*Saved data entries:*
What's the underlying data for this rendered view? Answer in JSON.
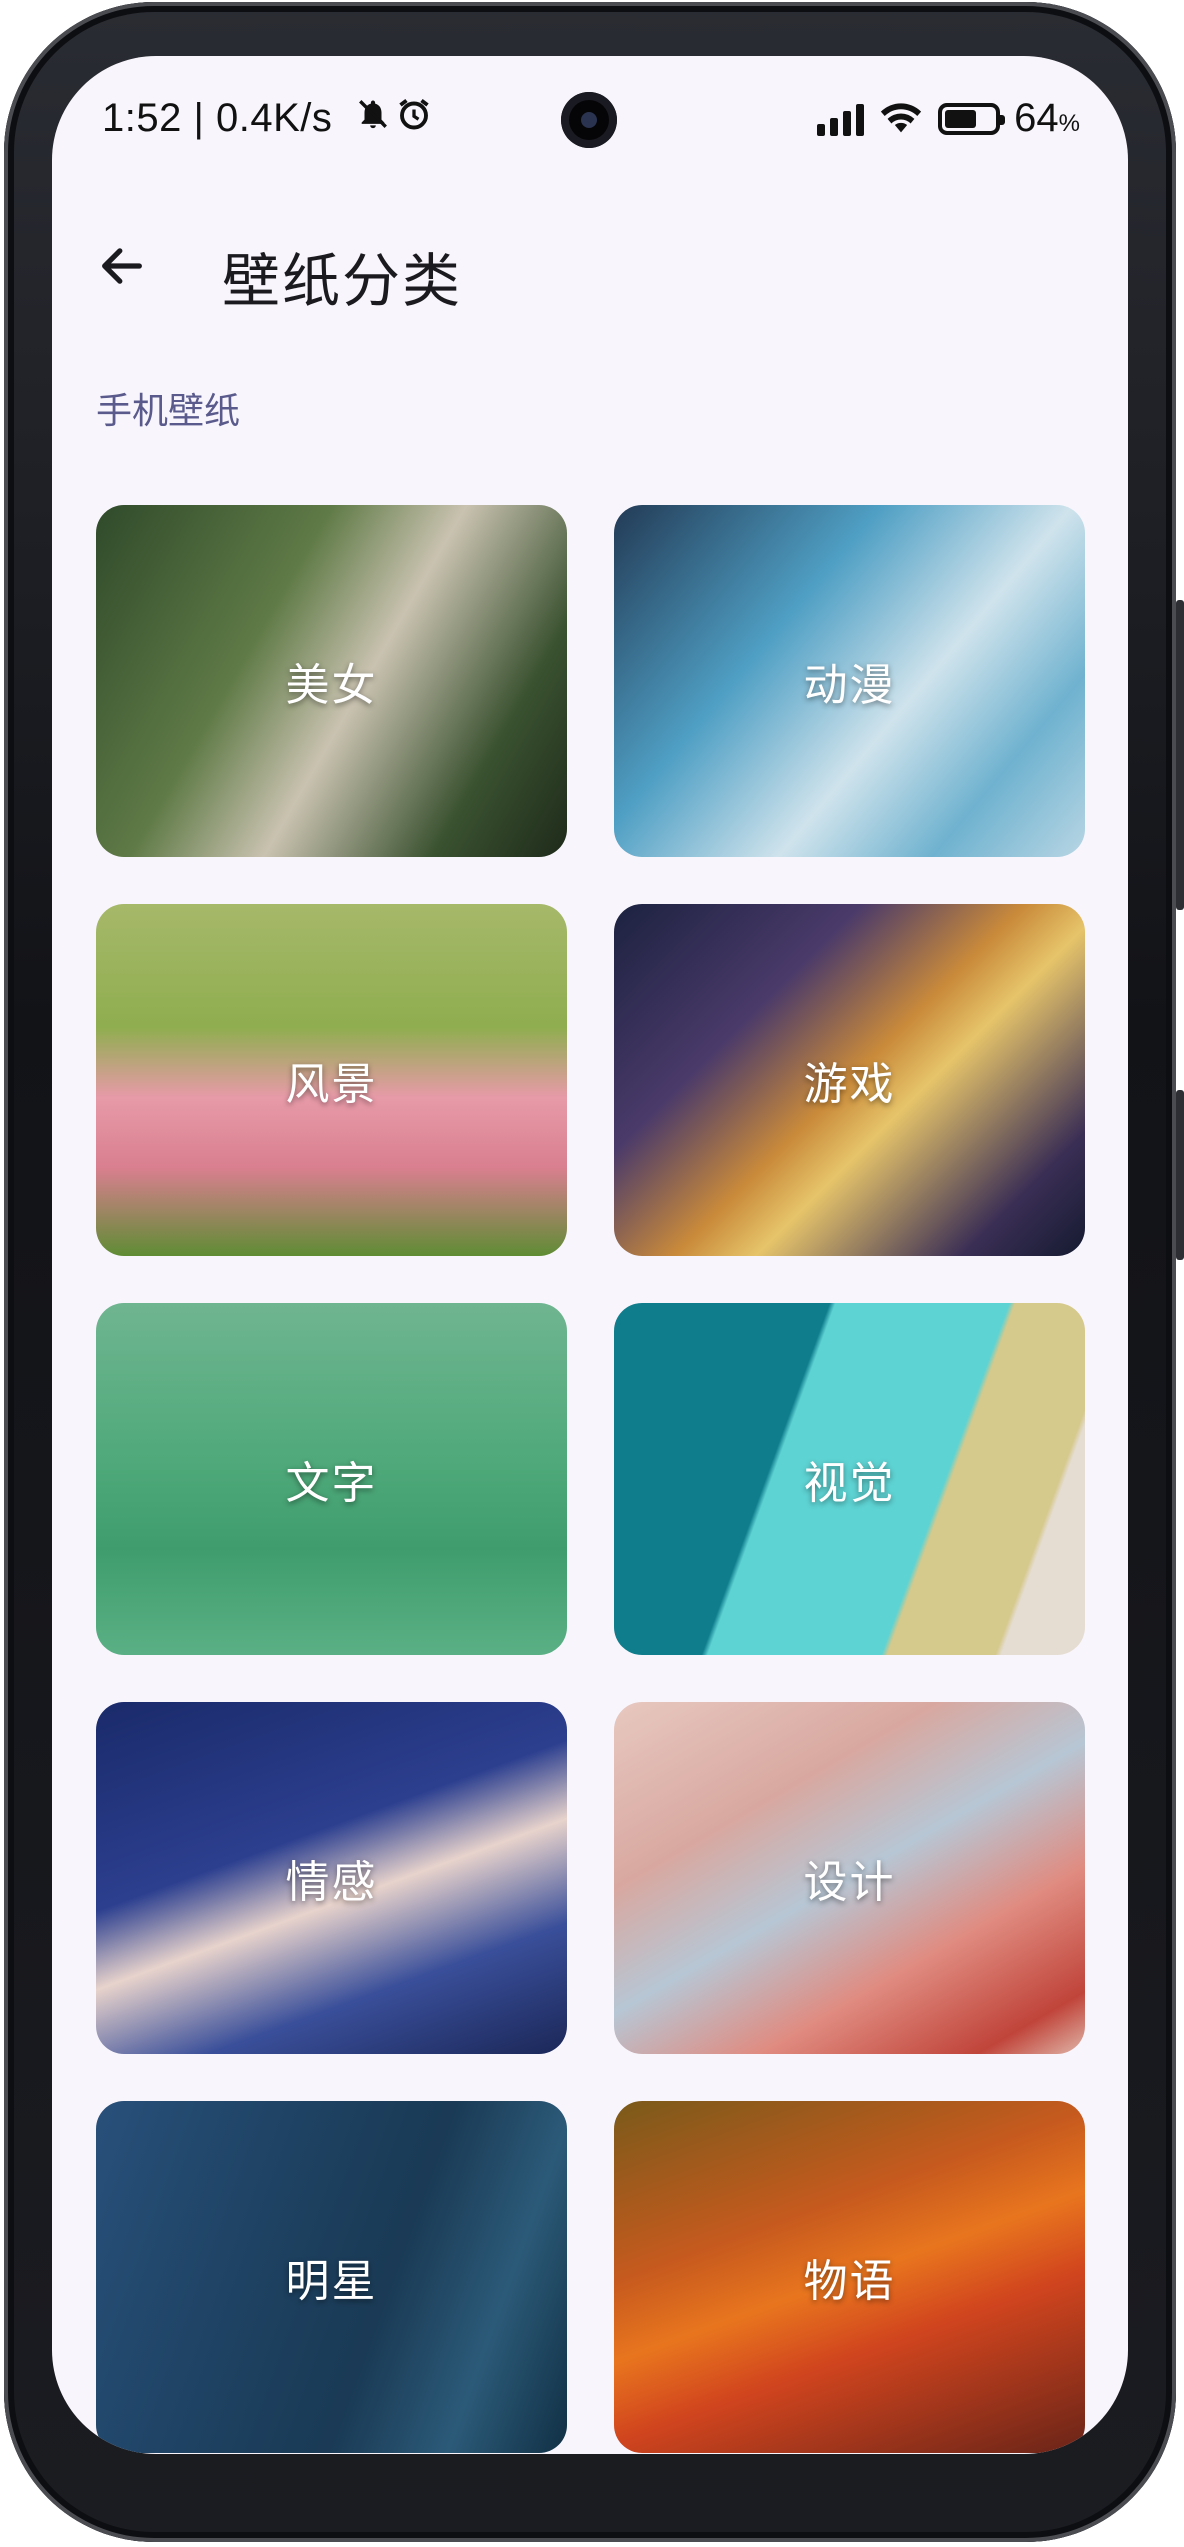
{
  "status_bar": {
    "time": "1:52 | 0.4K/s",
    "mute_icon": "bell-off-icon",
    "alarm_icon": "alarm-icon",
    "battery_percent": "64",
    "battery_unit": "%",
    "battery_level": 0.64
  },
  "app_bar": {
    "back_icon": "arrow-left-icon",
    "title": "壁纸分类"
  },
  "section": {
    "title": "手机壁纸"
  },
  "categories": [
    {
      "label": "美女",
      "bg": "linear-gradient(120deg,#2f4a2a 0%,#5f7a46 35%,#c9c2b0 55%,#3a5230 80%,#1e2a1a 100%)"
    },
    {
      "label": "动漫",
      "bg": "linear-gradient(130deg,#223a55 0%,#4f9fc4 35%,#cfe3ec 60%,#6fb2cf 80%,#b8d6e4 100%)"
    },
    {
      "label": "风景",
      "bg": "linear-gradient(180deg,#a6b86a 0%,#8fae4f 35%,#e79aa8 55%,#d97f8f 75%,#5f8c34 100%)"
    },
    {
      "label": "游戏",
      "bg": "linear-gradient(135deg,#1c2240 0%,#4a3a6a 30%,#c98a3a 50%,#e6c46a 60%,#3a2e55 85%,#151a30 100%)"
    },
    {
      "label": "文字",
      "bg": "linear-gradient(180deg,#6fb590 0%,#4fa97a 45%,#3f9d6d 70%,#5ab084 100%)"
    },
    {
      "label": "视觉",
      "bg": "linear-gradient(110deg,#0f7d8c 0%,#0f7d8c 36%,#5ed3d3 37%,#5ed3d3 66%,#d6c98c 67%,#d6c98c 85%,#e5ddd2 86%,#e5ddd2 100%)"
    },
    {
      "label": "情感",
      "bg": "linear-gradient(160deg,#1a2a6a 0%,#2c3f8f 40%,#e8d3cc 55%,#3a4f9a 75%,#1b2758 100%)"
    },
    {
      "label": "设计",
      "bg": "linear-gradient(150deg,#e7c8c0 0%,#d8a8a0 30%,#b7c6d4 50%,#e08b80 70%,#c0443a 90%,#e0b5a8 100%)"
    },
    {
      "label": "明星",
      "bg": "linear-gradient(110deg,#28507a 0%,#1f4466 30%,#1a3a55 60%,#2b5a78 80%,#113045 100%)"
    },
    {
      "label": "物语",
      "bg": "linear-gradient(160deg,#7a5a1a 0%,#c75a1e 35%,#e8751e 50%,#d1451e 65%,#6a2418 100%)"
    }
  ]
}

*WHAT THE TASK REQUIRES:* Write out the listing above again, exactly, but with no pictures in the copy.

*OUTPUT FOR THIS EXERCISE:*
What's the underlying data for this rendered view? Answer in JSON.
{
  "status_bar": {
    "time": "1:52 | 0.4K/s",
    "mute_icon": "bell-off-icon",
    "alarm_icon": "alarm-icon",
    "battery_percent": "64",
    "battery_unit": "%",
    "battery_level": 0.64
  },
  "app_bar": {
    "back_icon": "arrow-left-icon",
    "title": "壁纸分类"
  },
  "section": {
    "title": "手机壁纸"
  },
  "categories": [
    {
      "label": "美女",
      "bg": "linear-gradient(120deg,#2f4a2a 0%,#5f7a46 35%,#c9c2b0 55%,#3a5230 80%,#1e2a1a 100%)"
    },
    {
      "label": "动漫",
      "bg": "linear-gradient(130deg,#223a55 0%,#4f9fc4 35%,#cfe3ec 60%,#6fb2cf 80%,#b8d6e4 100%)"
    },
    {
      "label": "风景",
      "bg": "linear-gradient(180deg,#a6b86a 0%,#8fae4f 35%,#e79aa8 55%,#d97f8f 75%,#5f8c34 100%)"
    },
    {
      "label": "游戏",
      "bg": "linear-gradient(135deg,#1c2240 0%,#4a3a6a 30%,#c98a3a 50%,#e6c46a 60%,#3a2e55 85%,#151a30 100%)"
    },
    {
      "label": "文字",
      "bg": "linear-gradient(180deg,#6fb590 0%,#4fa97a 45%,#3f9d6d 70%,#5ab084 100%)"
    },
    {
      "label": "视觉",
      "bg": "linear-gradient(110deg,#0f7d8c 0%,#0f7d8c 36%,#5ed3d3 37%,#5ed3d3 66%,#d6c98c 67%,#d6c98c 85%,#e5ddd2 86%,#e5ddd2 100%)"
    },
    {
      "label": "情感",
      "bg": "linear-gradient(160deg,#1a2a6a 0%,#2c3f8f 40%,#e8d3cc 55%,#3a4f9a 75%,#1b2758 100%)"
    },
    {
      "label": "设计",
      "bg": "linear-gradient(150deg,#e7c8c0 0%,#d8a8a0 30%,#b7c6d4 50%,#e08b80 70%,#c0443a 90%,#e0b5a8 100%)"
    },
    {
      "label": "明星",
      "bg": "linear-gradient(110deg,#28507a 0%,#1f4466 30%,#1a3a55 60%,#2b5a78 80%,#113045 100%)"
    },
    {
      "label": "物语",
      "bg": "linear-gradient(160deg,#7a5a1a 0%,#c75a1e 35%,#e8751e 50%,#d1451e 65%,#6a2418 100%)"
    }
  ]
}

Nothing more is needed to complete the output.